- DATA RECORDS -
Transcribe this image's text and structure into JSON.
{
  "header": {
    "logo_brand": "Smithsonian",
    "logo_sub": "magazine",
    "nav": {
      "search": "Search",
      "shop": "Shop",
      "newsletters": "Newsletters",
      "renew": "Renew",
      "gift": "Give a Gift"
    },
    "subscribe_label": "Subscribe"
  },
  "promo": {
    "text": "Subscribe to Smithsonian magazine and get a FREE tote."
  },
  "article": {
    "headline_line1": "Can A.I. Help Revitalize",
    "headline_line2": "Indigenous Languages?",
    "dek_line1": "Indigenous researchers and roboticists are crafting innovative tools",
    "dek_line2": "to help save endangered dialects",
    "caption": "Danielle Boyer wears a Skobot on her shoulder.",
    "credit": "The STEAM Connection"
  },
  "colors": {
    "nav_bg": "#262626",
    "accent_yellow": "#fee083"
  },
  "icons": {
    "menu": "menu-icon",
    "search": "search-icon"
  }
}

- WHAT YOU NEED TO DO -
Copy the lines from the entries above in which the word "Indigenous" appears.

- SOLUTION -
    "headline_line2": "Indigenous Languages?",
    "dek_line1": "Indigenous researchers and roboticists are crafting innovative tools",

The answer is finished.